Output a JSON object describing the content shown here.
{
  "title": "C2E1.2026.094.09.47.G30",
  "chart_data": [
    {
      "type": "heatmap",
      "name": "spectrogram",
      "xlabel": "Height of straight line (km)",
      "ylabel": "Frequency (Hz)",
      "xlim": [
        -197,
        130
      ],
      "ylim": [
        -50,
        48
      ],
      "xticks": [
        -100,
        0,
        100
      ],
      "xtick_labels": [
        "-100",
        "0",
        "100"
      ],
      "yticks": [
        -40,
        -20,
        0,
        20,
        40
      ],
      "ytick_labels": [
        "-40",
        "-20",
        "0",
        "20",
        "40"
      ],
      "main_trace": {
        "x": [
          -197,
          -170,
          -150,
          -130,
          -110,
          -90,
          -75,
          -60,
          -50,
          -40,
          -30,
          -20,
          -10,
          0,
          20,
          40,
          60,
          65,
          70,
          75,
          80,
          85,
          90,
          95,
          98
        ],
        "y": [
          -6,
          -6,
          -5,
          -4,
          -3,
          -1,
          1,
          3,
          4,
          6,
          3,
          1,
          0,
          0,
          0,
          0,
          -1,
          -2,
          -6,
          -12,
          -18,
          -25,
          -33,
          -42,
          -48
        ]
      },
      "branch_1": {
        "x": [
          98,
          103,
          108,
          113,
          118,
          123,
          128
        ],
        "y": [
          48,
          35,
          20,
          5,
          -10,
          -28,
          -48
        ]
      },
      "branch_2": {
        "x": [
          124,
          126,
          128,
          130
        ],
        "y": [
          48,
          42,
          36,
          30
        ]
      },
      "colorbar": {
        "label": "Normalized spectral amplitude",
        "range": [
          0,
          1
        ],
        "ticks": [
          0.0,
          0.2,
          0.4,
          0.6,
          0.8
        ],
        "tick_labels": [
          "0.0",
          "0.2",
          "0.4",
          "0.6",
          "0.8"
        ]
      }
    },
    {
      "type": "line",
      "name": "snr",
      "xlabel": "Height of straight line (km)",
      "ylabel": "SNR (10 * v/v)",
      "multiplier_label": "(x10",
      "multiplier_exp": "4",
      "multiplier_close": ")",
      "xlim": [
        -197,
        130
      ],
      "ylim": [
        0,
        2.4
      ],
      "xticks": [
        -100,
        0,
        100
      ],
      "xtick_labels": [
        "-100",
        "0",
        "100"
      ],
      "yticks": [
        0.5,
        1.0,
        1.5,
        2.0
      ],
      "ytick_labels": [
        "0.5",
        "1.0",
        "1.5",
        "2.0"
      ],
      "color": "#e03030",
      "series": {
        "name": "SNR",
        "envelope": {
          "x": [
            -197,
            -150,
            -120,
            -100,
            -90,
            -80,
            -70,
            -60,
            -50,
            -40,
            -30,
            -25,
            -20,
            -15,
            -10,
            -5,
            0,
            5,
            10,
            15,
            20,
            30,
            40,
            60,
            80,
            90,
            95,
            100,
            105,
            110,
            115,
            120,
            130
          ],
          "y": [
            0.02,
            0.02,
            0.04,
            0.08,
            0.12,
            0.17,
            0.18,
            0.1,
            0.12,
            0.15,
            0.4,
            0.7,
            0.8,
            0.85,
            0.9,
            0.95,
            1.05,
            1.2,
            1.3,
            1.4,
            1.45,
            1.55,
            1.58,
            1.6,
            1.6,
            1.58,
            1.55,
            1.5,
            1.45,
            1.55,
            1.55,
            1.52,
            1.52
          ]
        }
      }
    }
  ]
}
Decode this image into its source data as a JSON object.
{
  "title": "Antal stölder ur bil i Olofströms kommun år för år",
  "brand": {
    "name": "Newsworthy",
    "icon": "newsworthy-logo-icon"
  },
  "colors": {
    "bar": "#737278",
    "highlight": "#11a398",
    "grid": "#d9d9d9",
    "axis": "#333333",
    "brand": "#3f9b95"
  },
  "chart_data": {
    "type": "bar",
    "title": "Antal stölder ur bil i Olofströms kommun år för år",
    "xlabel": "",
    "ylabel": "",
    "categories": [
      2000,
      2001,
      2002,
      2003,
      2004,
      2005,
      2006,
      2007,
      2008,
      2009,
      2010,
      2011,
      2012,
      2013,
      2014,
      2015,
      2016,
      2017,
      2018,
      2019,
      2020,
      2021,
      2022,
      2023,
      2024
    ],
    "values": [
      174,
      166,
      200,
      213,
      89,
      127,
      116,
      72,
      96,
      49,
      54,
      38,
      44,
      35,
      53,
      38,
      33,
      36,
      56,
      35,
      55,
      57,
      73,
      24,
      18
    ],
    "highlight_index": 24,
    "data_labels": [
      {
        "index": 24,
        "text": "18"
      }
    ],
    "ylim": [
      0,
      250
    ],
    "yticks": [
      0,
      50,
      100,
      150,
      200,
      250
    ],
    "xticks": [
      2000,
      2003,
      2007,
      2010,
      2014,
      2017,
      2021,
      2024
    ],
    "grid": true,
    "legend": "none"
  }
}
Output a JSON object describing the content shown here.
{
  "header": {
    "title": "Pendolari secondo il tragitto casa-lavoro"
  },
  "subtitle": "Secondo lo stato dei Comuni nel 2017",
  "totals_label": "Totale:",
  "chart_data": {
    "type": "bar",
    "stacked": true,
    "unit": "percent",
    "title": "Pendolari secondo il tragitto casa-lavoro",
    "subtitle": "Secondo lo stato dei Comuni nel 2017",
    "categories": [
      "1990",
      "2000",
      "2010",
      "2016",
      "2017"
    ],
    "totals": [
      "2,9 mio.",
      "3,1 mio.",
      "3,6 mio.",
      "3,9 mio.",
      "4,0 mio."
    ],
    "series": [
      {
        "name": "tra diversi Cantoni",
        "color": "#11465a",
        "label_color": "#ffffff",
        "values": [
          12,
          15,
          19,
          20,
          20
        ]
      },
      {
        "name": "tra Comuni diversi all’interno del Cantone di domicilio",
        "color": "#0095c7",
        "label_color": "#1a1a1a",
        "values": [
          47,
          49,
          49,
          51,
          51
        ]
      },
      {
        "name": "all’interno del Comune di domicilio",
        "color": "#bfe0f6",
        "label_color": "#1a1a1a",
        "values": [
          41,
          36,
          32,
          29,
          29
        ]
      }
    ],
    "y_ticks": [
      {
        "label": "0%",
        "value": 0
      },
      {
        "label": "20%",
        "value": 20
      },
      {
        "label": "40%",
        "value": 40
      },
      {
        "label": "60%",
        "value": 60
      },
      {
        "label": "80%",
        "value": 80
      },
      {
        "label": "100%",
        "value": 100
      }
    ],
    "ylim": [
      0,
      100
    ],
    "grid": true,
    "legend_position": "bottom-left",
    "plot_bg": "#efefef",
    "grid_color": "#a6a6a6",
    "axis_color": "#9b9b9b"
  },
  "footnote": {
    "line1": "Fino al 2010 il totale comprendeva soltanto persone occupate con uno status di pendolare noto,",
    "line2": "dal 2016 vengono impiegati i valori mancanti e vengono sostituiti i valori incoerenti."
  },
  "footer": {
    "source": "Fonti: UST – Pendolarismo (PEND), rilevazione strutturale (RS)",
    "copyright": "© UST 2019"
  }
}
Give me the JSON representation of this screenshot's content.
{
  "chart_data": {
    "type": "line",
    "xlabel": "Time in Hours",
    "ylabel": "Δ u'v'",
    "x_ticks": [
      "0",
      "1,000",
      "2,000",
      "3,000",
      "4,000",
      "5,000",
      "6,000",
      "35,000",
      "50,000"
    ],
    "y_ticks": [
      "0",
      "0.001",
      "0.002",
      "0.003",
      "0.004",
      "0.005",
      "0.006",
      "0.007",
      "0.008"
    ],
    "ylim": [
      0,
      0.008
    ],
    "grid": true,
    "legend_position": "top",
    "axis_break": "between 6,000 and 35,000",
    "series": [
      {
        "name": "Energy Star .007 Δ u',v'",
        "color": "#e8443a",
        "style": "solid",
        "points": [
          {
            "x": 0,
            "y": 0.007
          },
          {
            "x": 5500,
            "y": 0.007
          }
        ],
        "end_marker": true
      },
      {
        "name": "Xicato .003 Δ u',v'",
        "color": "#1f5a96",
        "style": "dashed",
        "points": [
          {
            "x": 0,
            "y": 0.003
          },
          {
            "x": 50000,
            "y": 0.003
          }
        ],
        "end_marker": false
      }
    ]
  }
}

**Short exercise**
State how many lines above contain the string "diversi", with no other words.

**Written response**
2